#### [INSTRUCTIONS]
[1] From the green dining blog post, echo the stretch from "Whole Story" through "our immediate community.".
[2] List the utensils in the To-GoWare set described in the green dining blog post.
[3] Please carry the green dining blog post forward from the point where it stops.

#### [PROVIDED PASSAGE]
>>
Whole Story

The Official Whole Foods Market® Blog

Green Dining

By Archive, February 5, 2008  |  Meet the Blogger  |  More Posts by Archive
Most of us try to be green at home by Reducing, Reusing and Recycling, but taking that attitude with you when you leave the house can have a much larger impact. Green dining is one example. Restaurants account for one third of all retail electrical consumption, according to the non-profit Green Restaurant Association. They publish an online guide that currently lists green-minded restaurants and cafes in 28 states. By patronizing restaurants and other businesses with a green conscience, we make a statement that reverberates beyond our immediate community.
Category: Green Action




Mia says ...
I don’t know why WF makes such a show of being green on the one hand and participates in such wasteful practices on the other hand. It used to be that a credit would be issued on a small slip of paper now they will give you a plastic card while at once bragging about how the store intends to be free of plastic bags by this spring. Sort of ironic. Then there is what appears to be the official way that employees bag items, namely glass jars. For whatever reason they will always place a glass jar in a paper bag so if you have multiple jars instead of putting them in separate bags they put each into a paper bag. What’s worse is when you have only one jar and they place it in a paper bag. It is so useless and wasteful and I don’t appreciate having to throw the bag away when I get home. No other store does this BS and yet I have never had a problem with broken jars anywhere else. I think all this green talk is just for marketing reasons, to give the store some upscale feel of conscientious shopping. In fact Whole Foods is the MOST wasteful store in terms of its use of bags and plastic. Please invest in REAL changes and not just cosmetic BS. thanks
02/06/2008 12:09:02 PM CST
Joyful Susan says ...
A friend of mine gave me To-GoWare for Christmas. It is a beautiful set of wooden spoon, knife, fork and chopsticks in a lovely fabric bag. I now use it to eat the lunches I bring to work instead of the plasticware provided by my company. I have also started bringing cloth napkins instead of using paper. I have given two sets of To-GoWare to friends for their birthdays as well. To-GoWare.com
02/07/2008 8:38:55 AM CST
Samantha says ...
<<
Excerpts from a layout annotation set
>>
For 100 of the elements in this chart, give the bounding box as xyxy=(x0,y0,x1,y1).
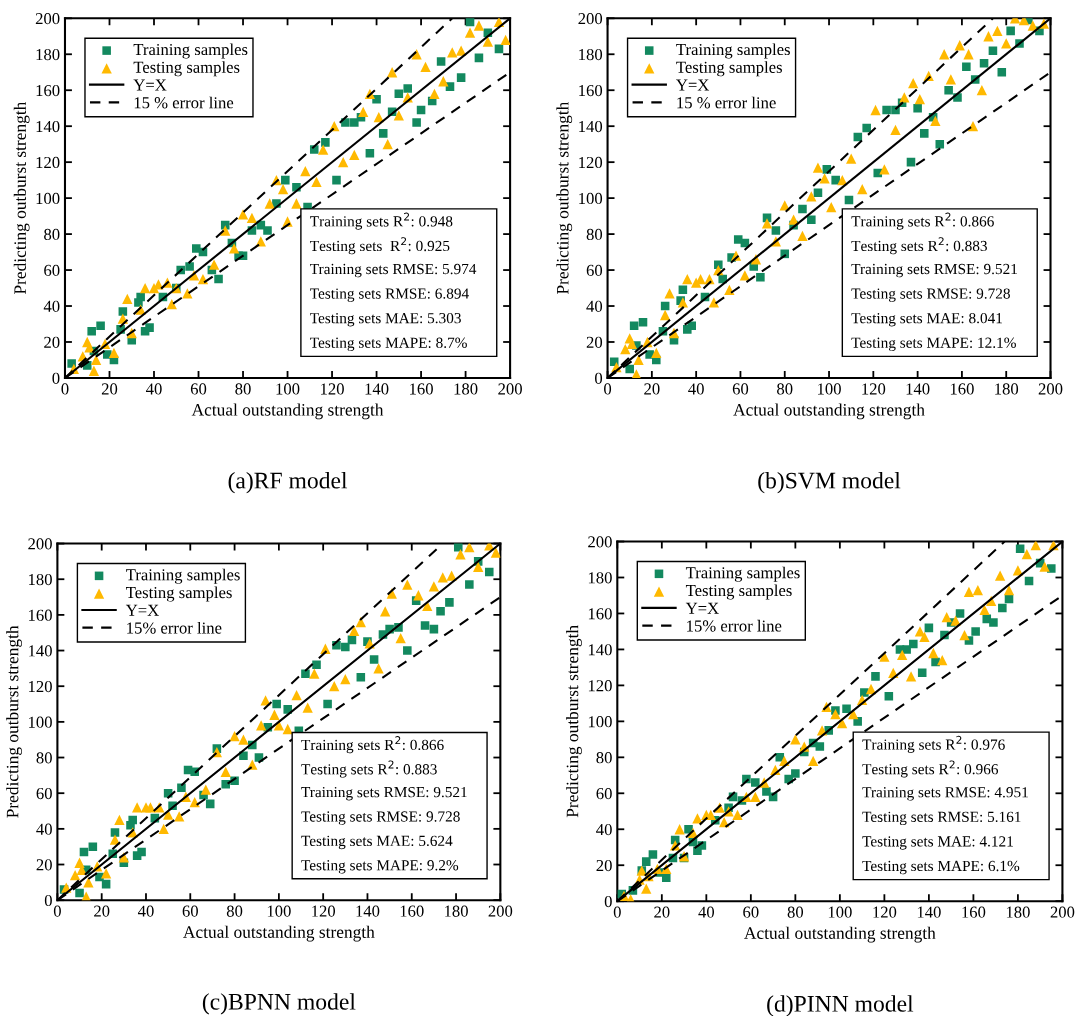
legend-label: Training samples xyxy=(133,43,248,59)
x-tick-label: 160 xyxy=(962,906,986,918)
y-tick-label: 140 xyxy=(588,644,612,656)
y-tick-label: 40 xyxy=(43,300,60,312)
legend-label: Y=X xyxy=(676,79,710,91)
y-tick-label: 80 xyxy=(596,752,612,764)
text: (a)RF model xyxy=(228,471,348,494)
x-tick-label: 60 xyxy=(732,383,749,395)
y-tick-label: 160 xyxy=(579,84,603,97)
annotation: Testing sets MAPE: 8.7% xyxy=(310,337,467,352)
y-tick-label: 20 xyxy=(36,859,52,871)
x-tick-label: 160 xyxy=(950,383,974,395)
x-tick-label: 80 xyxy=(787,906,804,918)
y-tick-label: 40 xyxy=(596,823,612,836)
y-tick-label: 180 xyxy=(29,573,52,586)
y-tick-label: 140 xyxy=(29,645,52,657)
legend-label: Testing samples xyxy=(133,61,240,77)
x-tick-label: 0 xyxy=(61,383,69,395)
y-tick-label: 160 xyxy=(36,84,60,97)
legend-label: Training samples xyxy=(685,566,800,582)
x-tick-label: 40 xyxy=(145,383,162,395)
annotation: Testing sets MAE: 5.303 xyxy=(310,312,461,327)
annotation: Training sets RMSE: 5.974 xyxy=(310,263,477,278)
y-tick-label: 120 xyxy=(29,680,52,693)
x-tick-label: 120 xyxy=(312,905,336,917)
y-tick-label: 120 xyxy=(36,156,60,169)
y-axis-title: Predicting outburst strength xyxy=(556,101,573,295)
y-tick-label: 60 xyxy=(586,264,603,276)
y-tick-label: 200 xyxy=(35,12,60,25)
x-tick-label: 200 xyxy=(498,383,522,395)
y-tick-label: 40 xyxy=(586,300,603,312)
x-tick-label: 140 xyxy=(917,906,941,918)
annotation: Testing sets RMSE: 5.161 xyxy=(862,811,1021,826)
y-tick-label: 20 xyxy=(586,336,603,348)
annotation: Training sets R$^{2}$: 0.976 xyxy=(862,735,1005,753)
y-tick-label: 100 xyxy=(588,716,612,728)
x-tick-label: 140 xyxy=(906,383,930,395)
legend-label: Training samples xyxy=(126,568,240,584)
y-tick-label: 80 xyxy=(36,752,52,764)
y-axis-title: Predicting outburst strength xyxy=(6,625,22,818)
legend-label: Testing samples xyxy=(126,586,232,602)
x-tick-label: 20 xyxy=(644,383,660,395)
x-tick-label: 160 xyxy=(400,905,424,917)
y-tick-label: 180 xyxy=(579,48,603,61)
y-tick-label: 0 xyxy=(52,372,60,384)
annotation: Testing sets MAE: 8.041 xyxy=(851,312,1002,327)
x-tick-label: 180 xyxy=(1006,906,1030,918)
y-tick-label: 200 xyxy=(28,538,52,550)
y-tick-label: 120 xyxy=(579,156,603,169)
y-tick-label: 100 xyxy=(29,716,52,728)
y-tick-label: 180 xyxy=(588,572,612,584)
y-tick-label: 200 xyxy=(578,12,603,25)
legend-label: Training samples xyxy=(676,43,790,59)
annotation: Testing sets MAE: 4.121 xyxy=(862,836,1013,850)
y-tick-label: 140 xyxy=(579,120,603,133)
annotation: Testing sets R$^{2}$: 0.883 xyxy=(851,237,987,255)
annotation: Testing sets MAPE: 6.1% xyxy=(862,860,1020,875)
x-tick-label: 160 xyxy=(410,383,433,395)
x-tick-label: 60 xyxy=(182,905,198,917)
x-tick-label: 200 xyxy=(488,905,513,917)
x-tick-label: 0 xyxy=(613,906,621,918)
y-tick-label: 40 xyxy=(36,823,52,835)
x-tick-label: 140 xyxy=(356,905,380,917)
x-tick-label: 120 xyxy=(321,383,344,395)
x-tick-label: 80 xyxy=(235,383,251,395)
y-tick-label: 160 xyxy=(588,608,612,620)
x-tick-label: 120 xyxy=(862,383,886,395)
text: (c)BPNN model xyxy=(202,993,356,1015)
legend-label: Testing samples xyxy=(676,61,782,77)
y-tick-label: 0 xyxy=(44,894,52,907)
y-tick-label: 180 xyxy=(36,48,60,61)
y-tick-label: 0 xyxy=(595,372,603,384)
x-tick-label: 140 xyxy=(365,383,389,395)
annotation: Training sets R$^{2}$: 0.866 xyxy=(301,736,444,754)
annotation: Testing sets MAPE: 9.2% xyxy=(301,860,459,874)
annotation: Testing sets MAE: 5.624 xyxy=(301,835,453,850)
y-tick-label: 200 xyxy=(588,536,612,548)
annotation: Training sets RMSE: 9.521 xyxy=(851,263,1017,278)
annotation: Testing sets R$^{2}$: 0.883 xyxy=(301,760,437,778)
annotation: Training sets R$^{2}$: 0.948 xyxy=(310,212,453,230)
y-tick-label: 0 xyxy=(604,895,612,908)
y-axis-title: Predicting outburst strength xyxy=(566,625,582,818)
text: (d)PINN model xyxy=(767,995,914,1016)
y-tick-label: 60 xyxy=(44,264,60,276)
x-tick-label: 20 xyxy=(94,905,110,917)
x-tick-label: 180 xyxy=(454,383,478,395)
y-tick-label: 80 xyxy=(44,228,60,241)
x-tick-label: 100 xyxy=(818,383,841,395)
x-tick-label: 200 xyxy=(1050,906,1075,918)
y-axis-title: Predicting outburst strength xyxy=(13,101,30,295)
legend-label: 15 % error line xyxy=(677,96,776,109)
x-axis-title: Actual outstanding strength xyxy=(191,403,384,420)
x-tick-label: 40 xyxy=(137,905,154,917)
y-tick-label: 60 xyxy=(596,787,612,800)
legend-label: Testing samples xyxy=(685,584,792,600)
annotation: Training sets RMSE: 4.951 xyxy=(862,787,1028,801)
annotation: Training sets R$^{2}$: 0.866 xyxy=(851,212,994,230)
y-tick-label: 160 xyxy=(29,609,52,621)
annotation: Training sets RMSE: 9.521 xyxy=(301,787,467,801)
x-tick-label: 180 xyxy=(995,383,1019,395)
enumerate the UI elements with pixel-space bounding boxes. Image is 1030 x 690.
<<
#### [TASK RESULTS]
[1]
Whole Story

The Official Whole Foods Market® Blog

Green Dining

By Archive, February 5, 2008  |  Meet the Blogger  |  More Posts by Archive
Most of us try to be green at home by Reducing, Reusing and Recycling, but taking that attitude with you when you leave the house can have a much larger impact. Green dining is one example. Restaurants account for one third of all retail electrical consumption, according to the non-profit Green Restaurant Association. They publish an online guide that currently lists green-minded restaurants and cafes in 28 states. By patronizing restaurants and other businesses with a green conscience, we make a statement that reverberates beyond our immediate community.

[2] wooden spoon, knife, fork, chopsticks

[3]
I always have a Nalgene (durable, reusable plastic water bottle) with me, so when I am eating at a casual dining establishment I can forgo the paper cup/plastic top/plastic straw that people generally get their beverages in, or even having to buy a bottled beverage. In both cases, the container that held the liquid just gets thrown out, so this way I'm generating that much less garbage. I've never been somewhere that I couldn't fill my water bottle up from either the soda fountain, or someone behind the counter would fill it up for me. Plus, people often ask me what my bottle is. Who knows if they are inspired to carry their own water bottle too!
02/07/2008 10:27:55 AM CST
Lou says ...
In order to help extend my green way of thinking beyond home, I like to buy used whenever possible. Try goodwill, craigslist.com, your paper's classified section, and even ebay.com before you buy a new product.
02/07/2008 10:40:40 AM CST
Green Gloria says ...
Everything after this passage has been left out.